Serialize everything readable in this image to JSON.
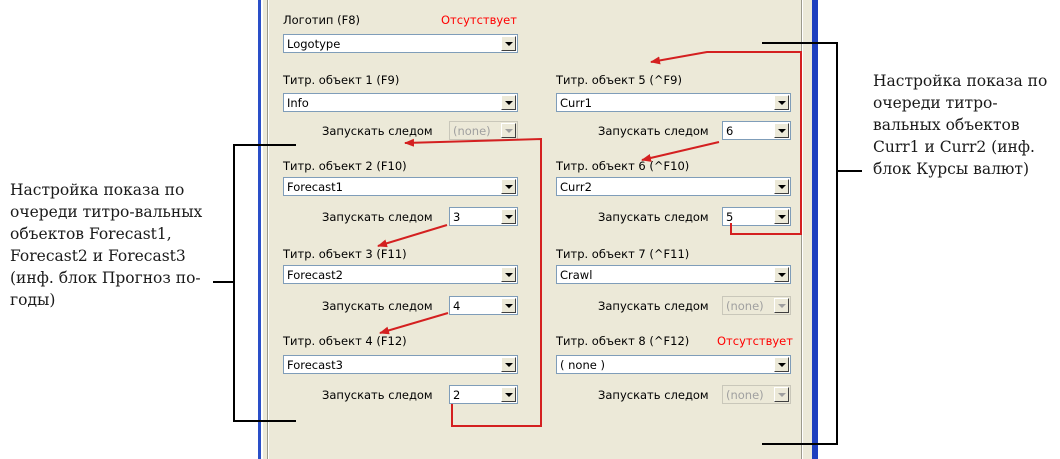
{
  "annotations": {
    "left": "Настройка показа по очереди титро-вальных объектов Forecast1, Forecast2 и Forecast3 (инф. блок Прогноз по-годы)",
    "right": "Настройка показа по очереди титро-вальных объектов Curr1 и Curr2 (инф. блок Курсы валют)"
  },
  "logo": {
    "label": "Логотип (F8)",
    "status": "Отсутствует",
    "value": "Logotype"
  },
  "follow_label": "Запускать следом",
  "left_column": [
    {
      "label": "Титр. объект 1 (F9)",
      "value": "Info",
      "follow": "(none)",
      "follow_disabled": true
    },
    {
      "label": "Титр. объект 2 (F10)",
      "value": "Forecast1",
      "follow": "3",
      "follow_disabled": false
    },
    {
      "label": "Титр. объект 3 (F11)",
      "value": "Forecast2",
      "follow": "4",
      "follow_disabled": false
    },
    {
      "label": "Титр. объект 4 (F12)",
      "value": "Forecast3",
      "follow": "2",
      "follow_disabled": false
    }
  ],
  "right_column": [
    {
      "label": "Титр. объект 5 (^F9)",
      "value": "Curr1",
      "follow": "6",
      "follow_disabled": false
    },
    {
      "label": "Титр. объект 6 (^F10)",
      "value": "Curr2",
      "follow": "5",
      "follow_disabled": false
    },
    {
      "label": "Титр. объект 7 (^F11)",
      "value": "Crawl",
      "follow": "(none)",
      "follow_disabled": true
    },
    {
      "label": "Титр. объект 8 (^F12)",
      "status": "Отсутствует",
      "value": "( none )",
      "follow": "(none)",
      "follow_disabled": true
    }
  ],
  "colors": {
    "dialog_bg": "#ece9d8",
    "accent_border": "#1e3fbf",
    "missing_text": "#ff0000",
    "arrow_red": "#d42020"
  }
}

■ ■ ■ ■ ■ ■ ■

The data above needs to be retyped exactly, with the images left out.

* Task output
Serialize everything readable in this image to JSON.
{
  "annotations": {
    "left": "Настройка показа по очереди титро-вальных объектов Forecast1, Forecast2 и Forecast3 (инф. блок Прогноз по-годы)",
    "right": "Настройка показа по очереди титро-вальных объектов Curr1 и Curr2 (инф. блок Курсы валют)"
  },
  "logo": {
    "label": "Логотип (F8)",
    "status": "Отсутствует",
    "value": "Logotype"
  },
  "follow_label": "Запускать следом",
  "left_column": [
    {
      "label": "Титр. объект 1 (F9)",
      "value": "Info",
      "follow": "(none)",
      "follow_disabled": true
    },
    {
      "label": "Титр. объект 2 (F10)",
      "value": "Forecast1",
      "follow": "3",
      "follow_disabled": false
    },
    {
      "label": "Титр. объект 3 (F11)",
      "value": "Forecast2",
      "follow": "4",
      "follow_disabled": false
    },
    {
      "label": "Титр. объект 4 (F12)",
      "value": "Forecast3",
      "follow": "2",
      "follow_disabled": false
    }
  ],
  "right_column": [
    {
      "label": "Титр. объект 5 (^F9)",
      "value": "Curr1",
      "follow": "6",
      "follow_disabled": false
    },
    {
      "label": "Титр. объект 6 (^F10)",
      "value": "Curr2",
      "follow": "5",
      "follow_disabled": false
    },
    {
      "label": "Титр. объект 7 (^F11)",
      "value": "Crawl",
      "follow": "(none)",
      "follow_disabled": true
    },
    {
      "label": "Титр. объект 8 (^F12)",
      "status": "Отсутствует",
      "value": "( none )",
      "follow": "(none)",
      "follow_disabled": true
    }
  ],
  "colors": {
    "dialog_bg": "#ece9d8",
    "accent_border": "#1e3fbf",
    "missing_text": "#ff0000",
    "arrow_red": "#d42020"
  }
}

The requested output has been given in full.